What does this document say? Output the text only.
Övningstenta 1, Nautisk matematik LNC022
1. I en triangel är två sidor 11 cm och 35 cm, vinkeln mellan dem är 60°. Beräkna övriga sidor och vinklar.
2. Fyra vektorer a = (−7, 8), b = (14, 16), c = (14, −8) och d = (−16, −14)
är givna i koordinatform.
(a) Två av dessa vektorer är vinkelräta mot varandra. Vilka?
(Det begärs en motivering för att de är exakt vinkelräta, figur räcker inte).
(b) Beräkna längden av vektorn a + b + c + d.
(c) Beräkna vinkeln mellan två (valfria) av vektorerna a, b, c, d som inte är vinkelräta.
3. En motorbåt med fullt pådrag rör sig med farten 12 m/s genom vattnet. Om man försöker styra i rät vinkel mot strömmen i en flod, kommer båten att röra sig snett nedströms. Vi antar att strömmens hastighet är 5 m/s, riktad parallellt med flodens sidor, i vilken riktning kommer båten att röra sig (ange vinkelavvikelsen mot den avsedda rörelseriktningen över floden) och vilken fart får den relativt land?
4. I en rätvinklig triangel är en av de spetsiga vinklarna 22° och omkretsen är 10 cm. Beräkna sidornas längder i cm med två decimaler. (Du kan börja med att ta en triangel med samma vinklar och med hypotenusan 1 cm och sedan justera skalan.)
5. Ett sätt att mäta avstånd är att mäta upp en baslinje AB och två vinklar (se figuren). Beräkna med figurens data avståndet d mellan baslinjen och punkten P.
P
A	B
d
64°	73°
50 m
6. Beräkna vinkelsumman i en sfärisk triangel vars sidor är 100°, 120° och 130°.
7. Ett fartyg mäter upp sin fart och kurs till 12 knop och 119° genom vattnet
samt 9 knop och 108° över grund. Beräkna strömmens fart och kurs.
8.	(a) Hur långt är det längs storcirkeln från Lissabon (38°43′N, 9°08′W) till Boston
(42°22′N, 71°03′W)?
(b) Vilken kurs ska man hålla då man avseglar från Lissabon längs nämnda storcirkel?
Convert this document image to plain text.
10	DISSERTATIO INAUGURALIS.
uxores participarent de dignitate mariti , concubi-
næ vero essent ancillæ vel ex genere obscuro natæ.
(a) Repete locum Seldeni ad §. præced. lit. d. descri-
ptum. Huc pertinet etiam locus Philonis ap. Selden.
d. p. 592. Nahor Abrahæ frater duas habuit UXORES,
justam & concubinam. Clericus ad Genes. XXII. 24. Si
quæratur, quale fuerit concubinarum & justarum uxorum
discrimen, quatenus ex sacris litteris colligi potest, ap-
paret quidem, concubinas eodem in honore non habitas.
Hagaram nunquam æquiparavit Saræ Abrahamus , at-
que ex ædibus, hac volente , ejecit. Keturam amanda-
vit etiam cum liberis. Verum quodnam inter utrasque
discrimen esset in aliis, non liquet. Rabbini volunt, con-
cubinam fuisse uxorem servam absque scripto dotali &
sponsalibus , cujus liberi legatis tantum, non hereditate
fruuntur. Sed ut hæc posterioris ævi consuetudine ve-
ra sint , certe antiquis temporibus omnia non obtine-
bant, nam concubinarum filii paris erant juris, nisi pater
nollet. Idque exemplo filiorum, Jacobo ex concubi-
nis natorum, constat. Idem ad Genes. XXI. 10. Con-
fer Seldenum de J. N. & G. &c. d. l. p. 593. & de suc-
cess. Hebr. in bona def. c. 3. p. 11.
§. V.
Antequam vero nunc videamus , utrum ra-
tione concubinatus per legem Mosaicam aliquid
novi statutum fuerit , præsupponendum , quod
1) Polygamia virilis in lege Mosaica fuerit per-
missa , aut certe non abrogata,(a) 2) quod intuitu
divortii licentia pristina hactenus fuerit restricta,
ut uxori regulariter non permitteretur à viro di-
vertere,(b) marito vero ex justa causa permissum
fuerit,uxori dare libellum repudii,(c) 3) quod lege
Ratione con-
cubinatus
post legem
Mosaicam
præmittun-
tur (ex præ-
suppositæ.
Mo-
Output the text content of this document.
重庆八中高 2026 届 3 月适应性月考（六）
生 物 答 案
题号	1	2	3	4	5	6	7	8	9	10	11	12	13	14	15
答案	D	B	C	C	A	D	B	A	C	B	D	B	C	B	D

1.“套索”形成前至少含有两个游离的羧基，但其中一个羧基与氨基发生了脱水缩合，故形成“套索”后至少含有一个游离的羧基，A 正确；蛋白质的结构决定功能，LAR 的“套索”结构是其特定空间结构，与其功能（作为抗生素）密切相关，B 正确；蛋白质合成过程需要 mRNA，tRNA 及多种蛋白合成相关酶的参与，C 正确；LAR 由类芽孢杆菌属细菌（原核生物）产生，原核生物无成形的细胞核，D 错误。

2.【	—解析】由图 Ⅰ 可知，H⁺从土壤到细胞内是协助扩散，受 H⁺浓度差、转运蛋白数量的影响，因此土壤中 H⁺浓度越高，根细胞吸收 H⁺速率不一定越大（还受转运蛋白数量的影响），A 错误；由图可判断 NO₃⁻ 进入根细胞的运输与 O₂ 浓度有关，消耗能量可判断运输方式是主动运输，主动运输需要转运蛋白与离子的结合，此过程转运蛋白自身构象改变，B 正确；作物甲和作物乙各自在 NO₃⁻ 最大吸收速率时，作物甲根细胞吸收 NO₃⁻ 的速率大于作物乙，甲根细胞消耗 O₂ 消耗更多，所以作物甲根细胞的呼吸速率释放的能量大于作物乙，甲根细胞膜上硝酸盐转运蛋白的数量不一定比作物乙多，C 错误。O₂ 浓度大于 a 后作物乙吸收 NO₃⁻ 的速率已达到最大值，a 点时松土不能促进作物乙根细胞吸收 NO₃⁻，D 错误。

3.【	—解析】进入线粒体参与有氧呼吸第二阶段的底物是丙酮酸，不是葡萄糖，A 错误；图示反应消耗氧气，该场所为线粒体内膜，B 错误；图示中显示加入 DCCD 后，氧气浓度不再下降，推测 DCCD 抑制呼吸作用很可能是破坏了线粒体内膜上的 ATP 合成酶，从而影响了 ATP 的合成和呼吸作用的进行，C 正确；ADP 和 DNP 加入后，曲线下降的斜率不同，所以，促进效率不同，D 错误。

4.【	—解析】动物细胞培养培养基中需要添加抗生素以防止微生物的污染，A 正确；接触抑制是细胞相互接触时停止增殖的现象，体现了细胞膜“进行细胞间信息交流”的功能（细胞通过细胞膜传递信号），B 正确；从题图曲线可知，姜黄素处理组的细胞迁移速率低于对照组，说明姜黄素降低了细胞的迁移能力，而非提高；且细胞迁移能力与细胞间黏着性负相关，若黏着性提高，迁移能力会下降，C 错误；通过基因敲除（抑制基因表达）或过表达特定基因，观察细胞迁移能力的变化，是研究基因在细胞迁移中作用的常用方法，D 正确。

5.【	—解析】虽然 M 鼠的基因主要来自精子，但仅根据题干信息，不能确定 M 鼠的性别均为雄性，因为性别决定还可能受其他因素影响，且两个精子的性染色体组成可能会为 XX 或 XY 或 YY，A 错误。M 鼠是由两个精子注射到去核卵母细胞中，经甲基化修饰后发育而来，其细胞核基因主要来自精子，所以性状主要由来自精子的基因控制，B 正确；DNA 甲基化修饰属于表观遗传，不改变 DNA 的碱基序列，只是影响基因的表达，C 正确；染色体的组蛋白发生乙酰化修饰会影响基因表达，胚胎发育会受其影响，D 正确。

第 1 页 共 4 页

***

Search the preceding listing for "vinklar" and extract every line where it is found.

1. I en triangel är två sidor 11 cm och 35 cm, vinkeln mellan dem är 60°. Beräkna övriga sidor och vinklar.
4. I en rätvinklig triangel är en av de spetsiga vinklarna 22° och omkretsen är 10 cm. Beräkna sidornas längder i cm med två decimaler. (Du kan börja med att ta en triangel med samma vinklar och med hypotenusan 1 cm och sedan justera skalan.)
5. Ett sätt att mäta avstånd är att mäta upp en baslinje AB och två vinklar (se figuren). Beräkna med figurens data avståndet d mellan baslinjen och punkten P.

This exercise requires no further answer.